Locate each line below that includes "However" and reproduce it.
====== EXTRACTED ENTRIES ======
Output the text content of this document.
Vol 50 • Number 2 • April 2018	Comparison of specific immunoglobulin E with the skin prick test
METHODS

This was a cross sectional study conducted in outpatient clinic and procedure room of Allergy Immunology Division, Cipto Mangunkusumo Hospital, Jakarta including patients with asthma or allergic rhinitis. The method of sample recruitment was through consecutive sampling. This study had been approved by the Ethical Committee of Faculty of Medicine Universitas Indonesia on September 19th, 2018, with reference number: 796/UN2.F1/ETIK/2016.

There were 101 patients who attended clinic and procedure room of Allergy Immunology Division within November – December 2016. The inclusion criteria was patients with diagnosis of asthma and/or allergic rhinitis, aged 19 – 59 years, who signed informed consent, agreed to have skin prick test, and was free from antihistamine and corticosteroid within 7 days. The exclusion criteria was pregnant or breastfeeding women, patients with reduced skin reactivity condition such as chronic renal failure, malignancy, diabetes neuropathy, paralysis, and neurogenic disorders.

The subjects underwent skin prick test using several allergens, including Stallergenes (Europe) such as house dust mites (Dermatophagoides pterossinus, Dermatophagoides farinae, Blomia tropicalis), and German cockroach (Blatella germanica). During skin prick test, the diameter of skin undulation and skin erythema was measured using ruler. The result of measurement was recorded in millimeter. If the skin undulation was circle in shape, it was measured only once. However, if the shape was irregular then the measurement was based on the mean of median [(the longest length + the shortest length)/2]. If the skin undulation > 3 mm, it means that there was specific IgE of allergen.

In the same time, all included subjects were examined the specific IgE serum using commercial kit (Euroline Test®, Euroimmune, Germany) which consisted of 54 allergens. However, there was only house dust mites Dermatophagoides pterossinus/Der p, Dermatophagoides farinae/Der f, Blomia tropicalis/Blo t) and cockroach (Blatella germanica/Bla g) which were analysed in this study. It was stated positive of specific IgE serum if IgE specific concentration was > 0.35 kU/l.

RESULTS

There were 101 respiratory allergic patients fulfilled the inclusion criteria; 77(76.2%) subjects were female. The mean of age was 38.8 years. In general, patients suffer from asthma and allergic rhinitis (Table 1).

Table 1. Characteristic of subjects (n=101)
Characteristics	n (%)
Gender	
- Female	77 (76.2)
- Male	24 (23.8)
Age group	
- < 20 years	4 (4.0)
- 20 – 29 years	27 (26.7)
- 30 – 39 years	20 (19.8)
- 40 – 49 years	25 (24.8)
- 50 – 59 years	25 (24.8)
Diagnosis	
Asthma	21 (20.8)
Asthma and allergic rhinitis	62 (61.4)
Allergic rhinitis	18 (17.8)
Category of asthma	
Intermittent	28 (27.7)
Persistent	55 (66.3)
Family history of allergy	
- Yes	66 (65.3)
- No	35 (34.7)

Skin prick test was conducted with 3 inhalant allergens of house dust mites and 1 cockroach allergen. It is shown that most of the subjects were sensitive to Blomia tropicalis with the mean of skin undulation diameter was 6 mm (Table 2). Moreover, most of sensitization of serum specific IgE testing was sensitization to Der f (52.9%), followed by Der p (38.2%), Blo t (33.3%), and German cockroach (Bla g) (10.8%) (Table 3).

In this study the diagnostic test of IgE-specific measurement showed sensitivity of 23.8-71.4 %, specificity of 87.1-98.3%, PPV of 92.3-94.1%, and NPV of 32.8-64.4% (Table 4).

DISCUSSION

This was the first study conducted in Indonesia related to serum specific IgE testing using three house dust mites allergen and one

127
======
#### [WRITTEN SOLUTION]
The subjects underwent skin prick test using several allergens, including Stallergenes (Europe) such as house dust mites (Dermatophagoides pterossinus, Dermatophagoides farinae, Blomia tropicalis), and German cockroach (Blatella germanica). During skin prick test, the diameter of skin undulation and skin erythema was measured using ruler. The result of measurement was recorded in millimeter. If the skin undulation was circle in shape, it was measured only once. However, if the shape was irregular then the measurement was based on the mean of median [(the longest length + the shortest length)/2]. If the skin undulation > 3 mm, it means that there was specific IgE of allergen.
In the same time, all included subjects were examined the specific IgE serum using commercial kit (Euroline Test®, Euroimmune, Germany) which consisted of 54 allergens. However, there was only house dust mites Dermatophagoides pterossinus/Der p, Dermatophagoides farinae/Der f, Blomia tropicalis/Blo t) and cockroach (Blatella germanica/Bla g) which were analysed in this study. It was stated positive of specific IgE serum if IgE specific concentration was > 0.35 kU/l.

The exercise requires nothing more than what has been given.